#### TASK INSTRUCTIONS
Copy out all the lines exactly. Omit pictures.

#### EXERCISE INPUTS
BEGIN

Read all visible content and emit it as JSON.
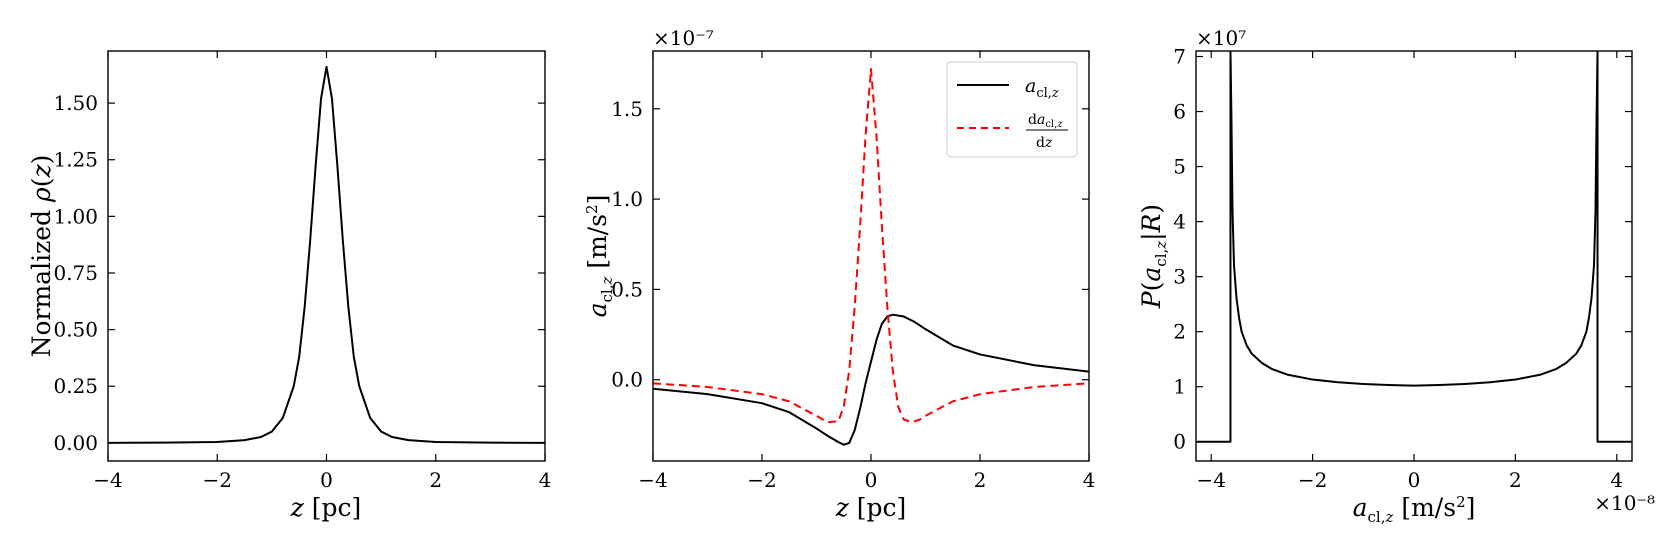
{
  "chart_data": [
    {
      "type": "line",
      "xlabel": "z [pc]",
      "ylabel": "Normalized ρ(z)",
      "xlim": [
        -4,
        4
      ],
      "ylim": [
        -0.08,
        1.73
      ],
      "xticks": [
        -4,
        -2,
        0,
        2,
        4
      ],
      "xticklabels": [
        "−4",
        "−2",
        "0",
        "2",
        "4"
      ],
      "yticks": [
        0,
        0.25,
        0.5,
        0.75,
        1.0,
        1.25,
        1.5
      ],
      "yticklabels": [
        "0.00",
        "0.25",
        "0.50",
        "0.75",
        "1.00",
        "1.25",
        "1.50"
      ],
      "series": [
        {
          "color": "#000000",
          "dash": "solid",
          "x": [
            -4,
            -3,
            -2,
            -1.5,
            -1.2,
            -1.0,
            -0.8,
            -0.6,
            -0.5,
            -0.4,
            -0.3,
            -0.2,
            -0.1,
            0,
            0.1,
            0.2,
            0.3,
            0.4,
            0.5,
            0.6,
            0.8,
            1.0,
            1.2,
            1.5,
            2,
            3,
            4
          ],
          "y": [
            0.0,
            0.001,
            0.004,
            0.012,
            0.026,
            0.05,
            0.11,
            0.25,
            0.38,
            0.6,
            0.89,
            1.22,
            1.52,
            1.66,
            1.52,
            1.22,
            0.89,
            0.6,
            0.38,
            0.25,
            0.11,
            0.05,
            0.026,
            0.012,
            0.004,
            0.001,
            0.0
          ]
        }
      ]
    },
    {
      "type": "line",
      "xlabel": "z [pc]",
      "ylabel": "a_cl,z [m/s²]",
      "offset_text": "×10⁻⁷",
      "xlim": [
        -4,
        4
      ],
      "ylim": [
        -0.45,
        1.82
      ],
      "xticks": [
        -4,
        -2,
        0,
        2,
        4
      ],
      "xticklabels": [
        "−4",
        "−2",
        "0",
        "2",
        "4"
      ],
      "yticks": [
        0,
        0.5,
        1.0,
        1.5
      ],
      "yticklabels": [
        "0.0",
        "0.5",
        "1.0",
        "1.5"
      ],
      "legend": {
        "placement": "top-right",
        "entries": [
          "a_cl,z",
          "da_cl,z / dz"
        ]
      },
      "series": [
        {
          "name": "a_cl,z",
          "color": "#000000",
          "dash": "solid",
          "x": [
            -4,
            -3,
            -2,
            -1.5,
            -1.0,
            -0.8,
            -0.6,
            -0.5,
            -0.4,
            -0.3,
            -0.2,
            -0.1,
            0,
            0.1,
            0.2,
            0.3,
            0.4,
            0.6,
            0.8,
            1.0,
            1.5,
            2,
            3,
            4
          ],
          "y": [
            -0.05,
            -0.08,
            -0.13,
            -0.18,
            -0.27,
            -0.31,
            -0.345,
            -0.36,
            -0.35,
            -0.28,
            -0.16,
            -0.02,
            0.1,
            0.22,
            0.31,
            0.35,
            0.36,
            0.35,
            0.32,
            0.28,
            0.19,
            0.14,
            0.08,
            0.045
          ]
        },
        {
          "name": "da_cl,z / dz",
          "color": "#ff0000",
          "dash": "dashed",
          "x": [
            -4,
            -3,
            -2,
            -1.5,
            -1.0,
            -0.8,
            -0.6,
            -0.5,
            -0.4,
            -0.3,
            -0.2,
            -0.1,
            0,
            0.1,
            0.2,
            0.3,
            0.4,
            0.5,
            0.6,
            0.75,
            0.9,
            1.0,
            1.5,
            2,
            3,
            4
          ],
          "y": [
            -0.02,
            -0.04,
            -0.08,
            -0.12,
            -0.2,
            -0.235,
            -0.23,
            -0.15,
            0.05,
            0.4,
            0.85,
            1.35,
            1.72,
            1.35,
            0.85,
            0.4,
            0.05,
            -0.15,
            -0.22,
            -0.235,
            -0.22,
            -0.2,
            -0.12,
            -0.08,
            -0.04,
            -0.02
          ]
        }
      ]
    },
    {
      "type": "line",
      "xlabel": "a_cl,z [m/s²]",
      "ylabel": "P(a_cl,z|R)",
      "x_offset_text": "×10⁻⁸",
      "y_offset_text": "×10⁷",
      "xlim": [
        -4.3,
        4.3
      ],
      "ylim": [
        -0.35,
        7.1
      ],
      "xticks": [
        -4,
        -2,
        0,
        2,
        4
      ],
      "xticklabels": [
        "−4",
        "−2",
        "0",
        "2",
        "4"
      ],
      "yticks": [
        0,
        1,
        2,
        3,
        4,
        5,
        6,
        7
      ],
      "yticklabels": [
        "0",
        "1",
        "2",
        "3",
        "4",
        "5",
        "6",
        "7"
      ],
      "series": [
        {
          "color": "#000000",
          "dash": "solid",
          "x": [
            -4.3,
            -3.62,
            -3.62,
            -3.6,
            -3.58,
            -3.55,
            -3.5,
            -3.45,
            -3.4,
            -3.3,
            -3.2,
            -3.0,
            -2.8,
            -2.5,
            -2.0,
            -1.5,
            -1.0,
            -0.5,
            0,
            0.5,
            1.0,
            1.5,
            2.0,
            2.5,
            2.8,
            3.0,
            3.2,
            3.3,
            3.4,
            3.45,
            3.5,
            3.55,
            3.58,
            3.6,
            3.62,
            3.62,
            4.3
          ],
          "y": [
            0,
            0,
            7.1,
            5.8,
            4.2,
            3.2,
            2.6,
            2.25,
            2.0,
            1.75,
            1.6,
            1.43,
            1.32,
            1.22,
            1.13,
            1.08,
            1.05,
            1.03,
            1.02,
            1.03,
            1.05,
            1.08,
            1.13,
            1.22,
            1.32,
            1.43,
            1.6,
            1.75,
            2.0,
            2.25,
            2.6,
            3.2,
            4.2,
            5.8,
            7.1,
            0,
            0
          ]
        }
      ]
    }
  ]
}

END

#### FINISHED EXERCISE
Read all visible content and emit it as JSON.
{
  "chart_data": [
    {
      "type": "line",
      "xlabel": "z [pc]",
      "ylabel": "Normalized ρ(z)",
      "xlim": [
        -4,
        4
      ],
      "ylim": [
        -0.08,
        1.73
      ],
      "xticks": [
        -4,
        -2,
        0,
        2,
        4
      ],
      "xticklabels": [
        "−4",
        "−2",
        "0",
        "2",
        "4"
      ],
      "yticks": [
        0,
        0.25,
        0.5,
        0.75,
        1.0,
        1.25,
        1.5
      ],
      "yticklabels": [
        "0.00",
        "0.25",
        "0.50",
        "0.75",
        "1.00",
        "1.25",
        "1.50"
      ],
      "series": [
        {
          "color": "#000000",
          "dash": "solid",
          "x": [
            -4,
            -3,
            -2,
            -1.5,
            -1.2,
            -1.0,
            -0.8,
            -0.6,
            -0.5,
            -0.4,
            -0.3,
            -0.2,
            -0.1,
            0,
            0.1,
            0.2,
            0.3,
            0.4,
            0.5,
            0.6,
            0.8,
            1.0,
            1.2,
            1.5,
            2,
            3,
            4
          ],
          "y": [
            0.0,
            0.001,
            0.004,
            0.012,
            0.026,
            0.05,
            0.11,
            0.25,
            0.38,
            0.6,
            0.89,
            1.22,
            1.52,
            1.66,
            1.52,
            1.22,
            0.89,
            0.6,
            0.38,
            0.25,
            0.11,
            0.05,
            0.026,
            0.012,
            0.004,
            0.001,
            0.0
          ]
        }
      ]
    },
    {
      "type": "line",
      "xlabel": "z [pc]",
      "ylabel": "a_cl,z [m/s²]",
      "offset_text": "×10⁻⁷",
      "xlim": [
        -4,
        4
      ],
      "ylim": [
        -0.45,
        1.82
      ],
      "xticks": [
        -4,
        -2,
        0,
        2,
        4
      ],
      "xticklabels": [
        "−4",
        "−2",
        "0",
        "2",
        "4"
      ],
      "yticks": [
        0,
        0.5,
        1.0,
        1.5
      ],
      "yticklabels": [
        "0.0",
        "0.5",
        "1.0",
        "1.5"
      ],
      "legend": {
        "placement": "top-right",
        "entries": [
          "a_cl,z",
          "da_cl,z / dz"
        ]
      },
      "series": [
        {
          "name": "a_cl,z",
          "color": "#000000",
          "dash": "solid",
          "x": [
            -4,
            -3,
            -2,
            -1.5,
            -1.0,
            -0.8,
            -0.6,
            -0.5,
            -0.4,
            -0.3,
            -0.2,
            -0.1,
            0,
            0.1,
            0.2,
            0.3,
            0.4,
            0.6,
            0.8,
            1.0,
            1.5,
            2,
            3,
            4
          ],
          "y": [
            -0.05,
            -0.08,
            -0.13,
            -0.18,
            -0.27,
            -0.31,
            -0.345,
            -0.36,
            -0.35,
            -0.28,
            -0.16,
            -0.02,
            0.1,
            0.22,
            0.31,
            0.35,
            0.36,
            0.35,
            0.32,
            0.28,
            0.19,
            0.14,
            0.08,
            0.045
          ]
        },
        {
          "name": "da_cl,z / dz",
          "color": "#ff0000",
          "dash": "dashed",
          "x": [
            -4,
            -3,
            -2,
            -1.5,
            -1.0,
            -0.8,
            -0.6,
            -0.5,
            -0.4,
            -0.3,
            -0.2,
            -0.1,
            0,
            0.1,
            0.2,
            0.3,
            0.4,
            0.5,
            0.6,
            0.75,
            0.9,
            1.0,
            1.5,
            2,
            3,
            4
          ],
          "y": [
            -0.02,
            -0.04,
            -0.08,
            -0.12,
            -0.2,
            -0.235,
            -0.23,
            -0.15,
            0.05,
            0.4,
            0.85,
            1.35,
            1.72,
            1.35,
            0.85,
            0.4,
            0.05,
            -0.15,
            -0.22,
            -0.235,
            -0.22,
            -0.2,
            -0.12,
            -0.08,
            -0.04,
            -0.02
          ]
        }
      ]
    },
    {
      "type": "line",
      "xlabel": "a_cl,z [m/s²]",
      "ylabel": "P(a_cl,z|R)",
      "x_offset_text": "×10⁻⁸",
      "y_offset_text": "×10⁷",
      "xlim": [
        -4.3,
        4.3
      ],
      "ylim": [
        -0.35,
        7.1
      ],
      "xticks": [
        -4,
        -2,
        0,
        2,
        4
      ],
      "xticklabels": [
        "−4",
        "−2",
        "0",
        "2",
        "4"
      ],
      "yticks": [
        0,
        1,
        2,
        3,
        4,
        5,
        6,
        7
      ],
      "yticklabels": [
        "0",
        "1",
        "2",
        "3",
        "4",
        "5",
        "6",
        "7"
      ],
      "series": [
        {
          "color": "#000000",
          "dash": "solid",
          "x": [
            -4.3,
            -3.62,
            -3.62,
            -3.6,
            -3.58,
            -3.55,
            -3.5,
            -3.45,
            -3.4,
            -3.3,
            -3.2,
            -3.0,
            -2.8,
            -2.5,
            -2.0,
            -1.5,
            -1.0,
            -0.5,
            0,
            0.5,
            1.0,
            1.5,
            2.0,
            2.5,
            2.8,
            3.0,
            3.2,
            3.3,
            3.4,
            3.45,
            3.5,
            3.55,
            3.58,
            3.6,
            3.62,
            3.62,
            4.3
          ],
          "y": [
            0,
            0,
            7.1,
            5.8,
            4.2,
            3.2,
            2.6,
            2.25,
            2.0,
            1.75,
            1.6,
            1.43,
            1.32,
            1.22,
            1.13,
            1.08,
            1.05,
            1.03,
            1.02,
            1.03,
            1.05,
            1.08,
            1.13,
            1.22,
            1.32,
            1.43,
            1.6,
            1.75,
            2.0,
            2.25,
            2.6,
            3.2,
            4.2,
            5.8,
            7.1,
            0,
            0
          ]
        }
      ]
    }
  ]
}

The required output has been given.